··· DATASET CONTENT

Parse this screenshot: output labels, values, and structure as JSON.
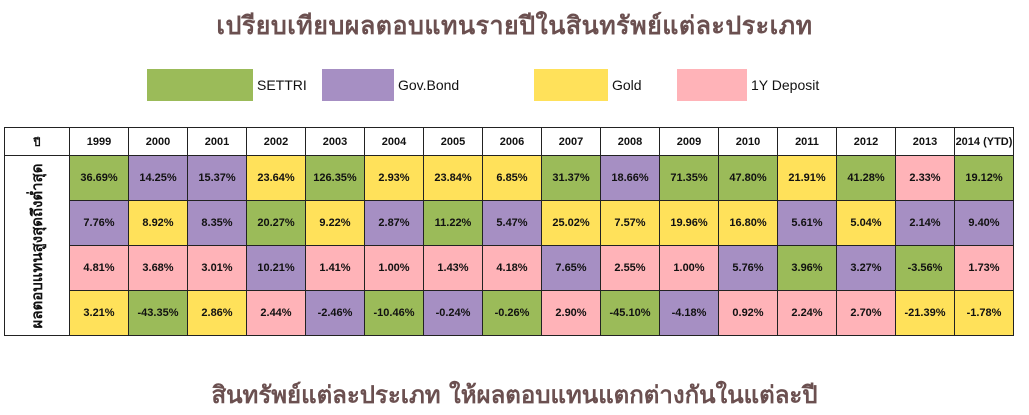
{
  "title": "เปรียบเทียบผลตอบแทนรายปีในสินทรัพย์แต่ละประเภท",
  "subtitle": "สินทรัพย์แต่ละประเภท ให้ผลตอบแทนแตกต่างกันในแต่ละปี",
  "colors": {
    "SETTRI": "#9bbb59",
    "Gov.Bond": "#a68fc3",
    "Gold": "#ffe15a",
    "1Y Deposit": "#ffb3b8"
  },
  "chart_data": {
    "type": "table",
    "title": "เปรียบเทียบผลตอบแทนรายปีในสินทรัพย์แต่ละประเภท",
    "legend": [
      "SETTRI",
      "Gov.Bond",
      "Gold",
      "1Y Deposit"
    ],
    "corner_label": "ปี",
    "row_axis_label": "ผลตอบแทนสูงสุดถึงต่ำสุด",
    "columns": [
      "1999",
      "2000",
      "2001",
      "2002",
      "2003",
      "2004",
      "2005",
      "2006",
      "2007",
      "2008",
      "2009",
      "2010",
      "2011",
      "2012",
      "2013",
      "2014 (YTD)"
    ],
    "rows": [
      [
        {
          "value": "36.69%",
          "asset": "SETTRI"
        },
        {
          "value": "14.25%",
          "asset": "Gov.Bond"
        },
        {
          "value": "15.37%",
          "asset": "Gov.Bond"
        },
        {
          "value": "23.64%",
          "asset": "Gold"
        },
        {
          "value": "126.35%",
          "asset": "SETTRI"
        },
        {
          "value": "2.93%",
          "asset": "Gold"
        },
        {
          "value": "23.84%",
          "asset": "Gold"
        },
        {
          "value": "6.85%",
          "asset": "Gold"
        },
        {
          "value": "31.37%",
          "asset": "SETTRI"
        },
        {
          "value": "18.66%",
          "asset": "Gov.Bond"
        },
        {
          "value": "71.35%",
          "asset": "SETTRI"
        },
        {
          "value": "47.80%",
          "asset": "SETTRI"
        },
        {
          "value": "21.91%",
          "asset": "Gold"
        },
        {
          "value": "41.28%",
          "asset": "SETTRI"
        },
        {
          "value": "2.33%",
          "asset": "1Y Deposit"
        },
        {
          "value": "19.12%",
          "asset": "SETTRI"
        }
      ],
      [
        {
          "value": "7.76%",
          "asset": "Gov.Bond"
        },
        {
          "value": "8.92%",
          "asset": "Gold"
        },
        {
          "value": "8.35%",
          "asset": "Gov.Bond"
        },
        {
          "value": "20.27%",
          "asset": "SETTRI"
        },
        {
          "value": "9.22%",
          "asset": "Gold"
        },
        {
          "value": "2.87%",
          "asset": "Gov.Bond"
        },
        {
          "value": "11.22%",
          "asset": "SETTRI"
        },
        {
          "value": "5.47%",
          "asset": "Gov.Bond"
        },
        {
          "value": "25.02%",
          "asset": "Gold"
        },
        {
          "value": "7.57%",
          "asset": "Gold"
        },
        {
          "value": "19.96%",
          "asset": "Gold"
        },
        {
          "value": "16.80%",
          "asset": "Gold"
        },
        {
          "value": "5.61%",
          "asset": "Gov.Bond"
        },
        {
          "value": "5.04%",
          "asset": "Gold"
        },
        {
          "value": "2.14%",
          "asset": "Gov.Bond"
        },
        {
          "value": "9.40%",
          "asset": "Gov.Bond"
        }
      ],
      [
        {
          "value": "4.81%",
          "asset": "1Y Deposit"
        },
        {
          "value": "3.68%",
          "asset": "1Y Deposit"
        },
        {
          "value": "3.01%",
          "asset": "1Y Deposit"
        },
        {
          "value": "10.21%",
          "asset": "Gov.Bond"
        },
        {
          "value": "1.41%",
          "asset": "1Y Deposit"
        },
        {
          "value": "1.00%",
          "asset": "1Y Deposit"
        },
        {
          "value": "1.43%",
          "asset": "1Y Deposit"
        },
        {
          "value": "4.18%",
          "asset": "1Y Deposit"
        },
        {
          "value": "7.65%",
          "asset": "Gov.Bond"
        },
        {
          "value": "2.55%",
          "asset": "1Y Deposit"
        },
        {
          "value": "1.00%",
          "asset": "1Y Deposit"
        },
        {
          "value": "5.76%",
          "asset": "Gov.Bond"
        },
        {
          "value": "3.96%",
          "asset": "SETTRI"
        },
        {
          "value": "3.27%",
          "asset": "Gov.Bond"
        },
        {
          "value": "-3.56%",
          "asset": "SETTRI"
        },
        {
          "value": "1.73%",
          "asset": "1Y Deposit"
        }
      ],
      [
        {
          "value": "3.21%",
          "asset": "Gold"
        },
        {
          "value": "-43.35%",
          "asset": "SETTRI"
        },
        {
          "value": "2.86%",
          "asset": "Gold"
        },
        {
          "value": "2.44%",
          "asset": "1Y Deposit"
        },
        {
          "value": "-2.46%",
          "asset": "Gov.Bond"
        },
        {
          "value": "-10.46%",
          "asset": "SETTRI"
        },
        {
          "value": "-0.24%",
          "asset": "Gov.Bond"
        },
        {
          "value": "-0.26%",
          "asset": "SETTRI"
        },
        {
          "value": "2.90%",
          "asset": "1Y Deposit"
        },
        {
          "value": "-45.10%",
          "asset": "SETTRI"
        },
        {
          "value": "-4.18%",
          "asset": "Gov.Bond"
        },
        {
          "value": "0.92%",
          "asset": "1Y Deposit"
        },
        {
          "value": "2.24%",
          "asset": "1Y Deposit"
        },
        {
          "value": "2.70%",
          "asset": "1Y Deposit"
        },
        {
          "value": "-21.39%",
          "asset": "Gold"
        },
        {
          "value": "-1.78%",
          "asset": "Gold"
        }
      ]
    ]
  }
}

······
··· DATASET CONTENT

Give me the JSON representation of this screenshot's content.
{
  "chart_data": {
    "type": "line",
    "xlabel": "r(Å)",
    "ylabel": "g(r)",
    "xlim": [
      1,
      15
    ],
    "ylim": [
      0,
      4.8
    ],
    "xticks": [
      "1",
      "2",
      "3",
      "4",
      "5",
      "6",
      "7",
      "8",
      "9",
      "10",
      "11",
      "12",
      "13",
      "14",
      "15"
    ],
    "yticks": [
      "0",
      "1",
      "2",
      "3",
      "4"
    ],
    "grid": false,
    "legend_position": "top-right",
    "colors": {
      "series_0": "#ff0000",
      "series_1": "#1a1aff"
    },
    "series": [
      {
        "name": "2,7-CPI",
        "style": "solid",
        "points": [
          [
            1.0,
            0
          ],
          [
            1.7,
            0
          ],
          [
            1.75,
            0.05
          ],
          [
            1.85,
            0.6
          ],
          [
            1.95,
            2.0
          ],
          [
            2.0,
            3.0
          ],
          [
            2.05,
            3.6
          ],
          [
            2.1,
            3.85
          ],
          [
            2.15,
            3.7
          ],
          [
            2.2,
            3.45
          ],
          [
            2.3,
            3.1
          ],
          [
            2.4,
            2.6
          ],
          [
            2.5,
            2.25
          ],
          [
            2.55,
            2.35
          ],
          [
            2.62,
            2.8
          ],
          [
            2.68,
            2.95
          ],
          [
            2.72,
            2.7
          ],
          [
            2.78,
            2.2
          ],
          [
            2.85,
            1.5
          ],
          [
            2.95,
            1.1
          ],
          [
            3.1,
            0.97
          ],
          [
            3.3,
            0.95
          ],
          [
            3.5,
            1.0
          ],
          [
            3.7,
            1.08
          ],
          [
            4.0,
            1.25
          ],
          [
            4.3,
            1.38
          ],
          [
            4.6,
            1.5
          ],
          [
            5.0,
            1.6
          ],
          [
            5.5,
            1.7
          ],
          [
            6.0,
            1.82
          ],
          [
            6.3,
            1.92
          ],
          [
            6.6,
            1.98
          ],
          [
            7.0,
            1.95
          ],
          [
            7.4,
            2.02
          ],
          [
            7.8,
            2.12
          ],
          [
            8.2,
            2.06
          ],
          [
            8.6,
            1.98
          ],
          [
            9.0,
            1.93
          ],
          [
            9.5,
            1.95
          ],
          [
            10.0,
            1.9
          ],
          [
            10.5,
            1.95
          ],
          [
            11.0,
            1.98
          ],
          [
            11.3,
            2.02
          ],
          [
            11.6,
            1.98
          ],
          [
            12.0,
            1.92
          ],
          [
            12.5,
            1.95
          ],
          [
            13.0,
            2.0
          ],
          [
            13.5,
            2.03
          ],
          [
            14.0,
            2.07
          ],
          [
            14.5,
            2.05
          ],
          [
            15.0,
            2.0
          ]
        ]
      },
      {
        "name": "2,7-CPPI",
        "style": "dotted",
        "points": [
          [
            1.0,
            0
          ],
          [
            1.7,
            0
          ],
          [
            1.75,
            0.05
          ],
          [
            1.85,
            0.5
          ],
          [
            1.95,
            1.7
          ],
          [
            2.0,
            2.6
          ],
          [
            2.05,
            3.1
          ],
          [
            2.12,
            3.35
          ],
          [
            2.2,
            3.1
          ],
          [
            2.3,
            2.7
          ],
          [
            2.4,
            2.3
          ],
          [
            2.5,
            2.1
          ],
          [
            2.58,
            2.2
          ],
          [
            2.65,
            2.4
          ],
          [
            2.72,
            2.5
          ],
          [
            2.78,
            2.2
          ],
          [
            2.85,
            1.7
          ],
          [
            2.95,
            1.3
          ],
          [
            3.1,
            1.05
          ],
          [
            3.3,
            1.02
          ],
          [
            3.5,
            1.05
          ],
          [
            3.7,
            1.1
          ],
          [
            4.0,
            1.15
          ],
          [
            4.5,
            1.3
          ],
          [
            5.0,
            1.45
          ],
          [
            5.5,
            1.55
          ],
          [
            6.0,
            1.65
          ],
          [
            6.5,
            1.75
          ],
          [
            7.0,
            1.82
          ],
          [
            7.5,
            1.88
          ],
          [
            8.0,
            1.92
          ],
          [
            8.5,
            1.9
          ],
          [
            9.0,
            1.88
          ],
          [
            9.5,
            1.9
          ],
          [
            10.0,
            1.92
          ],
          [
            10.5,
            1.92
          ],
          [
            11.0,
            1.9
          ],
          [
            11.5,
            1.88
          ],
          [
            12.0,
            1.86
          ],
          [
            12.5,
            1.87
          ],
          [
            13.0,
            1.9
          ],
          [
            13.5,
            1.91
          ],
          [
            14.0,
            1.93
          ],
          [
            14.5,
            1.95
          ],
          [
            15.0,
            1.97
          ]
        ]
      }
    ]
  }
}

······
··· DATASET CONTENT

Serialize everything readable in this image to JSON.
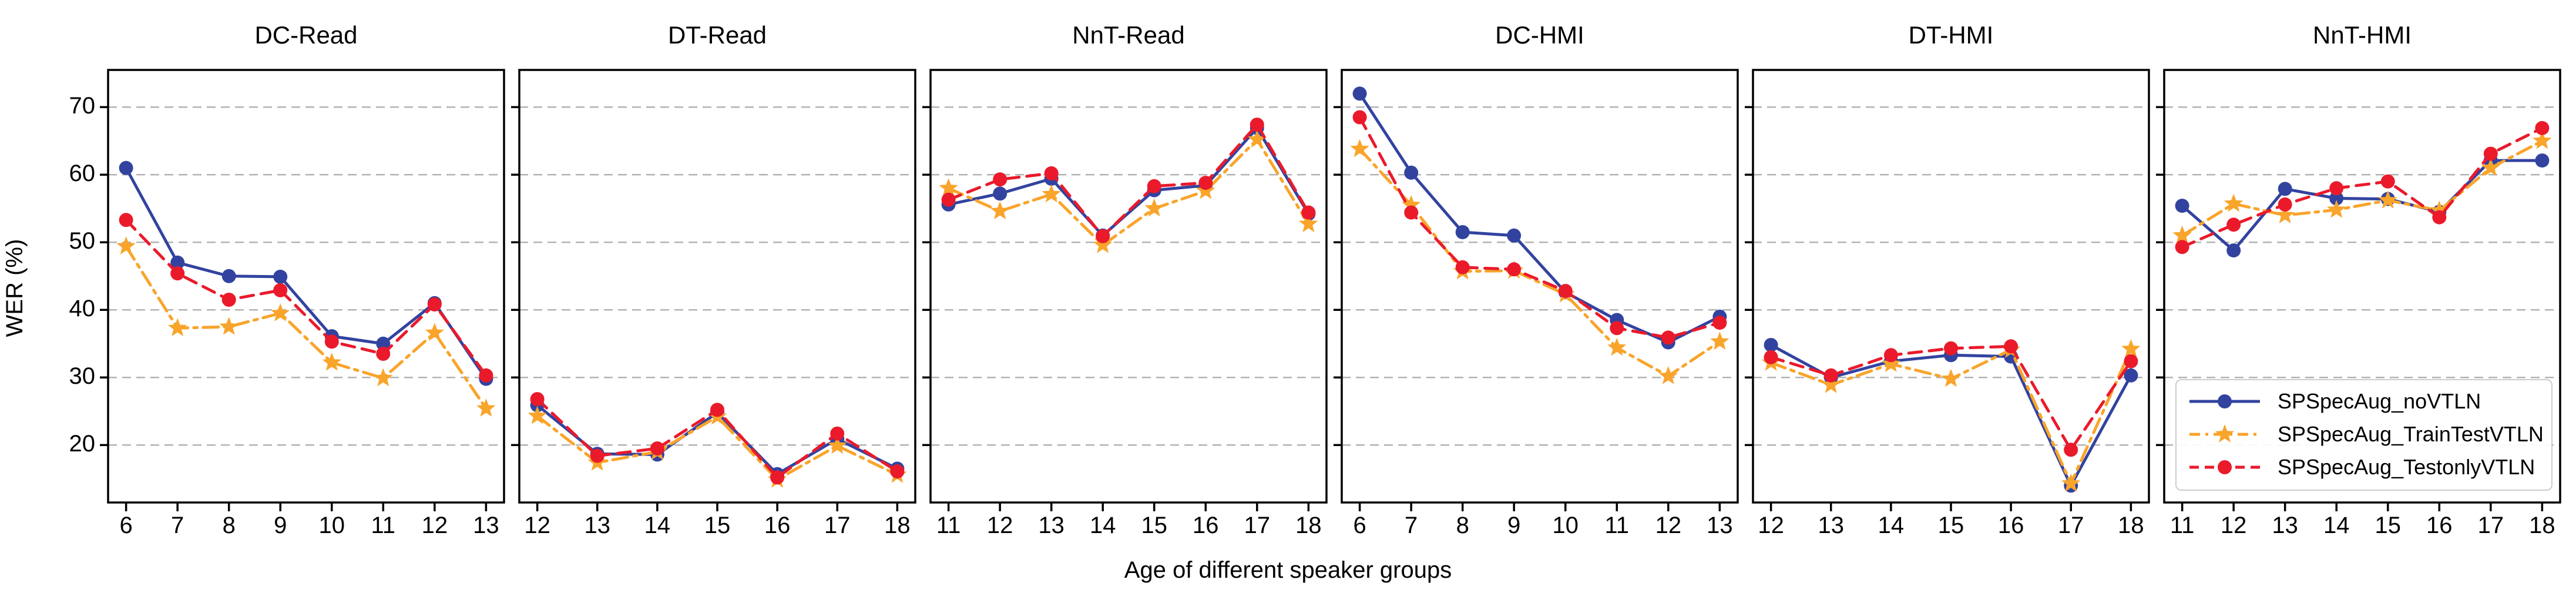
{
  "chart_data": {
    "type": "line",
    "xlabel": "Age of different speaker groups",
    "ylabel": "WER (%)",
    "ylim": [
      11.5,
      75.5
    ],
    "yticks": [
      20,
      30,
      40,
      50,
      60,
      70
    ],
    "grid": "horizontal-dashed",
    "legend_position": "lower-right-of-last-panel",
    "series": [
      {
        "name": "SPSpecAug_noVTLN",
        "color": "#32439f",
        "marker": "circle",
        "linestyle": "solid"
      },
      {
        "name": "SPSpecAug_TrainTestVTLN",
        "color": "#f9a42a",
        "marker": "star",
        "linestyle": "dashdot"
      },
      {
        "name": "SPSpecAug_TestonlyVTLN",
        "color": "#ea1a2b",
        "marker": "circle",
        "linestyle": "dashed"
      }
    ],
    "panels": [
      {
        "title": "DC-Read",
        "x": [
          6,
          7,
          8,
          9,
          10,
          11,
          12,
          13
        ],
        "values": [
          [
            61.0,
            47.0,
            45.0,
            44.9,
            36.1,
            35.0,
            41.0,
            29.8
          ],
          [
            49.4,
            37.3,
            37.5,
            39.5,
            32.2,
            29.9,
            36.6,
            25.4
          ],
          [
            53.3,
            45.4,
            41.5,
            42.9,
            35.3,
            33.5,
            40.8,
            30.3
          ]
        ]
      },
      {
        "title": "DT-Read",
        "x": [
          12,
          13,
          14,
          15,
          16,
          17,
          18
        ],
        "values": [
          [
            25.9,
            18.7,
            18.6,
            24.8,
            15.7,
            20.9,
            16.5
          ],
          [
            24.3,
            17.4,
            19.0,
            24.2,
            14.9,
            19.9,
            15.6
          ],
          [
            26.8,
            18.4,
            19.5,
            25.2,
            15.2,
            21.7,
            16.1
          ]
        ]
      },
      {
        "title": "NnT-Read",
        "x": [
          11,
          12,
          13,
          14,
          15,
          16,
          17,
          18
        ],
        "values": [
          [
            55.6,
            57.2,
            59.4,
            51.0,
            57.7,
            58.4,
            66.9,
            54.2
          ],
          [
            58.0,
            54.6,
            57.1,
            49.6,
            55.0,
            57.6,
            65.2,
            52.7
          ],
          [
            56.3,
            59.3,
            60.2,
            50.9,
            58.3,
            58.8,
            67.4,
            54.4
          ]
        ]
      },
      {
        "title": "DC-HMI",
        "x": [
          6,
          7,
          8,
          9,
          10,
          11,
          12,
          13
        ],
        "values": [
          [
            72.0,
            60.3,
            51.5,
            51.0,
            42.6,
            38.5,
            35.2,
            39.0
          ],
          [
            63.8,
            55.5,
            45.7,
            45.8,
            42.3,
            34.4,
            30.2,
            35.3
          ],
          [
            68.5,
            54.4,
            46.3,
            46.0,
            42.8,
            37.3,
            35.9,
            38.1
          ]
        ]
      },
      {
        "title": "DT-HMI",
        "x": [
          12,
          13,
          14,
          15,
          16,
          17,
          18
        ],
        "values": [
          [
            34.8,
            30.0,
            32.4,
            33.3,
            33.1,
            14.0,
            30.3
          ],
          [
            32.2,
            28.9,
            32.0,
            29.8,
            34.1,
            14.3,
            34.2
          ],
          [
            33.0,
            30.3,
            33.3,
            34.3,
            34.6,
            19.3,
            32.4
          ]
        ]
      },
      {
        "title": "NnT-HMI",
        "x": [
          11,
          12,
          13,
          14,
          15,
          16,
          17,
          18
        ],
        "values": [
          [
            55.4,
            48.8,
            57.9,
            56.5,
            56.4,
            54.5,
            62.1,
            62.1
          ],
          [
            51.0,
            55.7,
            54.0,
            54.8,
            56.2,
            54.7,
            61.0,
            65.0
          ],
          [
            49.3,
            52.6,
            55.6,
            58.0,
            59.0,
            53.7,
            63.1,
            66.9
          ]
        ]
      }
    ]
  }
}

······

• PROBLEM DETAILS:
What is the number of lines in this listing that contain the word "JSON"? Answer with that number and nothing else.

• RESPONSE:
3